━━━━━ Entries shown

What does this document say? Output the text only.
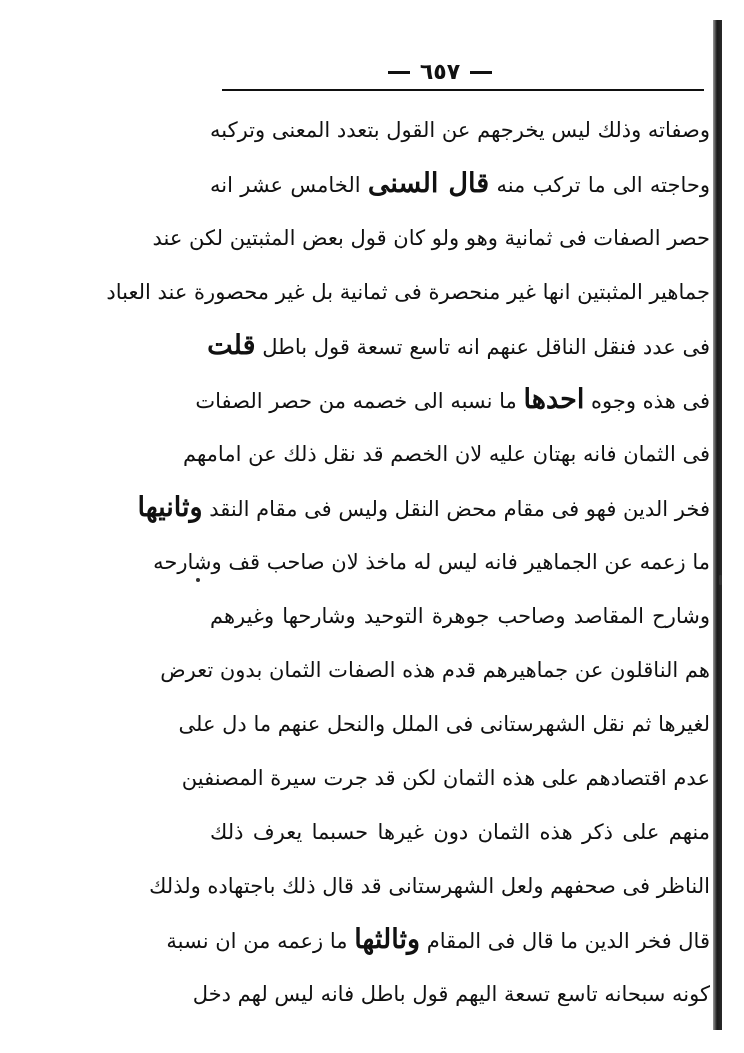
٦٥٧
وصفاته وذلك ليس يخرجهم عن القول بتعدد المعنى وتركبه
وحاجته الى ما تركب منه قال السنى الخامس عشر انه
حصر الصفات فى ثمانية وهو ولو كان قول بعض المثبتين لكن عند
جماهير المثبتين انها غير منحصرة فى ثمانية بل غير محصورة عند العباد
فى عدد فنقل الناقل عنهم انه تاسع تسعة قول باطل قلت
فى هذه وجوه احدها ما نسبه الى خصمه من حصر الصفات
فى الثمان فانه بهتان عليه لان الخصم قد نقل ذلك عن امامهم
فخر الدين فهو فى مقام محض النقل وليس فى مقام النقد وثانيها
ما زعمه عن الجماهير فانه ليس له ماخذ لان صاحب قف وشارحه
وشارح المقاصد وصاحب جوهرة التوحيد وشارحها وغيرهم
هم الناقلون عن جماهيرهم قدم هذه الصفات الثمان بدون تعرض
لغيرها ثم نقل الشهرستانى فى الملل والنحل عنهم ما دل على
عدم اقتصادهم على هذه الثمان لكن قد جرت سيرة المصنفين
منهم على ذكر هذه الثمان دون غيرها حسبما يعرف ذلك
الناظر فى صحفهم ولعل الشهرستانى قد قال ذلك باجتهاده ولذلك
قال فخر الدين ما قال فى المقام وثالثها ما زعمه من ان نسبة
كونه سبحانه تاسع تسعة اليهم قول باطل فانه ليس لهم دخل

━━━━━━━━━━

> **Challenge**:
Look over the material above and show each line where "عنهم" appears.

> **Result**:
فى عدد فنقل الناقل عنهم انه تاسع تسعة قول باطل قلت
لغيرها ثم نقل الشهرستانى فى الملل والنحل عنهم ما دل على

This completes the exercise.